▸ Stored data:
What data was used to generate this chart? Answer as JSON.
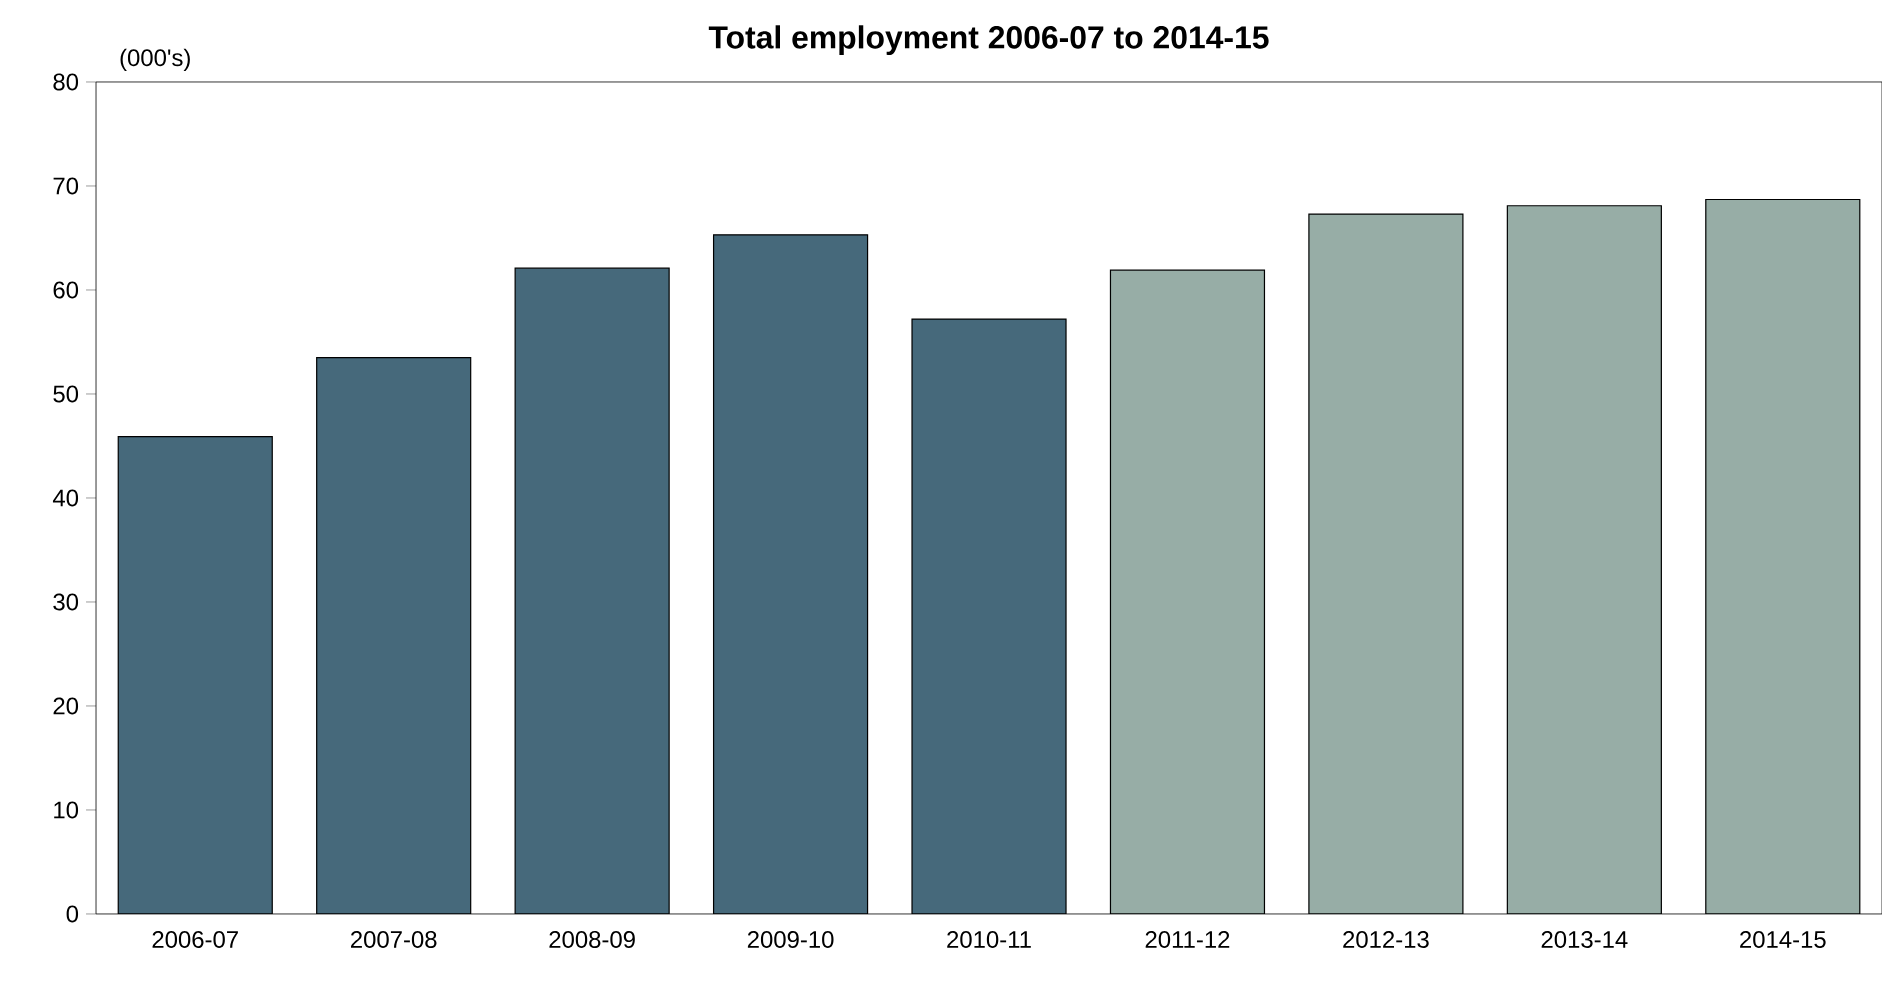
{
  "chart_data": {
    "type": "bar",
    "title": "Total employment 2006-07 to 2014-15",
    "ylabel": "(000's)",
    "categories": [
      "2006-07",
      "2007-08",
      "2008-09",
      "2009-10",
      "2010-11",
      "2011-12",
      "2012-13",
      "2013-14",
      "2014-15"
    ],
    "values": [
      45.9,
      53.5,
      62.1,
      65.3,
      57.2,
      61.9,
      67.3,
      68.1,
      68.7
    ],
    "colors": [
      "#46697b",
      "#46697b",
      "#46697b",
      "#46697b",
      "#46697b",
      "#97ada6",
      "#97ada6",
      "#97ada6",
      "#97ada6"
    ],
    "ylim": [
      0,
      80
    ],
    "yticks": [
      0,
      10,
      20,
      30,
      40,
      50,
      60,
      70,
      80
    ]
  }
}
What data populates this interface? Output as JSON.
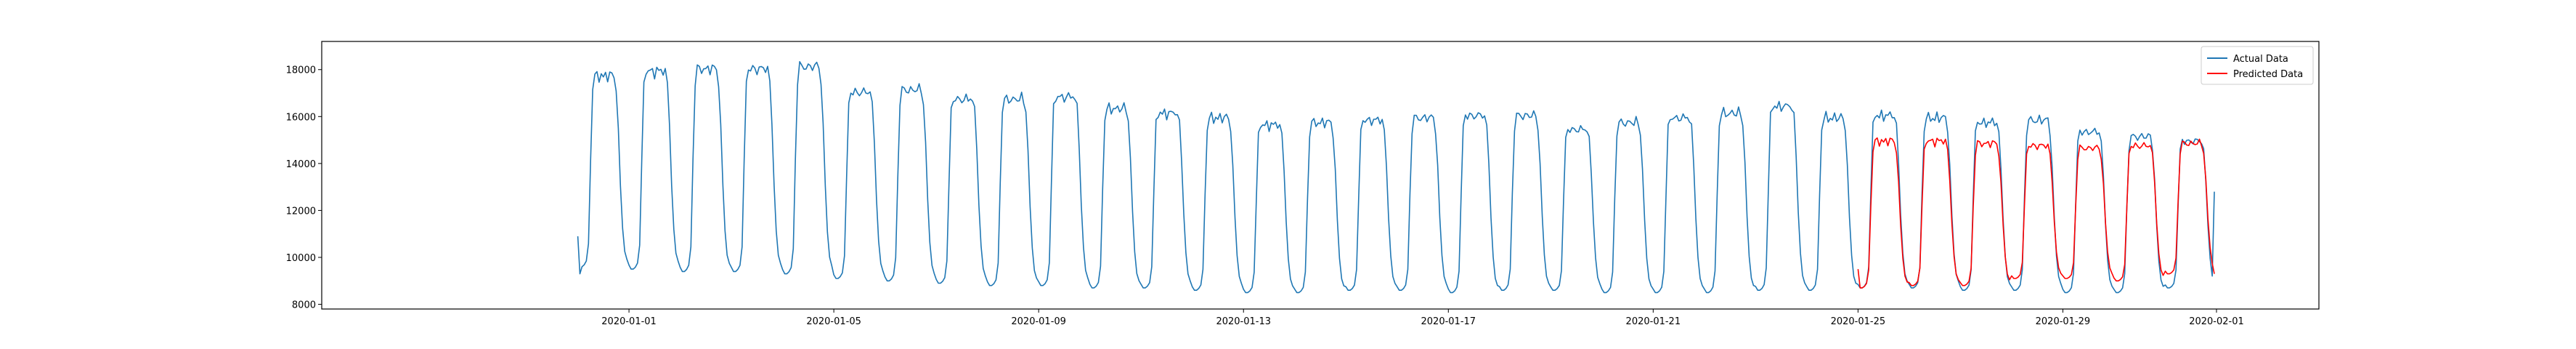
{
  "chart_data": {
    "type": "line",
    "title": "",
    "xlabel": "",
    "ylabel": "",
    "x_range": [
      "2019-12-26",
      "2020-02-03"
    ],
    "ylim": [
      7800,
      19200
    ],
    "x_ticks": [
      "2020-01-01",
      "2020-01-05",
      "2020-01-09",
      "2020-01-13",
      "2020-01-17",
      "2020-01-21",
      "2020-01-25",
      "2020-01-29",
      "2020-02-01"
    ],
    "y_ticks": [
      8000,
      10000,
      12000,
      14000,
      16000,
      18000
    ],
    "grid": false,
    "legend_position": "top-right",
    "series": [
      {
        "name": "Actual Data",
        "color": "#1f77b4",
        "sampling": "hourly",
        "x_start": "2019-12-31 00:00",
        "x_end": "2020-01-31 23:00",
        "daily_pattern": {
          "days": [
            "2019-12-31",
            "2020-01-01",
            "2020-01-02",
            "2020-01-03",
            "2020-01-04",
            "2020-01-05",
            "2020-01-06",
            "2020-01-07",
            "2020-01-08",
            "2020-01-09",
            "2020-01-10",
            "2020-01-11",
            "2020-01-12",
            "2020-01-13",
            "2020-01-14",
            "2020-01-15",
            "2020-01-16",
            "2020-01-17",
            "2020-01-18",
            "2020-01-19",
            "2020-01-20",
            "2020-01-21",
            "2020-01-22",
            "2020-01-23",
            "2020-01-24",
            "2020-01-25",
            "2020-01-26",
            "2020-01-27",
            "2020-01-28",
            "2020-01-29",
            "2020-01-30",
            "2020-01-31"
          ],
          "trough": [
            9600,
            9500,
            9400,
            9400,
            9300,
            9100,
            9000,
            8900,
            8800,
            8800,
            8700,
            8700,
            8600,
            8500,
            8500,
            8600,
            8600,
            8500,
            8600,
            8600,
            8500,
            8500,
            8500,
            8600,
            8600,
            8700,
            8700,
            8600,
            8600,
            8500,
            8500,
            8700
          ],
          "plateau": [
            17800,
            18000,
            18100,
            18100,
            18200,
            17100,
            17200,
            16800,
            16800,
            16900,
            16400,
            16200,
            16000,
            15700,
            15800,
            15900,
            16000,
            16100,
            16100,
            15500,
            15800,
            16000,
            16200,
            16500,
            16000,
            16100,
            16000,
            15800,
            15900,
            15400,
            15200,
            15000
          ],
          "end_values": {
            "2019-12-31 00:00": 10900,
            "2019-12-31 01:00": 9300,
            "2020-01-31 23:00": 12800
          }
        }
      },
      {
        "name": "Predicted Data",
        "color": "#ff0000",
        "sampling": "hourly",
        "x_start": "2020-01-25 00:00",
        "x_end": "2020-01-31 23:00",
        "daily_pattern": {
          "days": [
            "2020-01-25",
            "2020-01-26",
            "2020-01-27",
            "2020-01-28",
            "2020-01-29",
            "2020-01-30",
            "2020-01-31"
          ],
          "trough": [
            8700,
            8800,
            8800,
            9100,
            9100,
            9000,
            9300
          ],
          "plateau": [
            15000,
            15000,
            14900,
            14800,
            14700,
            14800,
            14900
          ],
          "end_values": {
            "2020-01-25 00:00": 9500,
            "2020-01-31 23:00": 9300
          }
        }
      }
    ]
  }
}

▸ WORK TO BE COMPLETED: Provide solely the number of lines in the data that include the word "title".

▸ WRITTEN SOLUTION: 2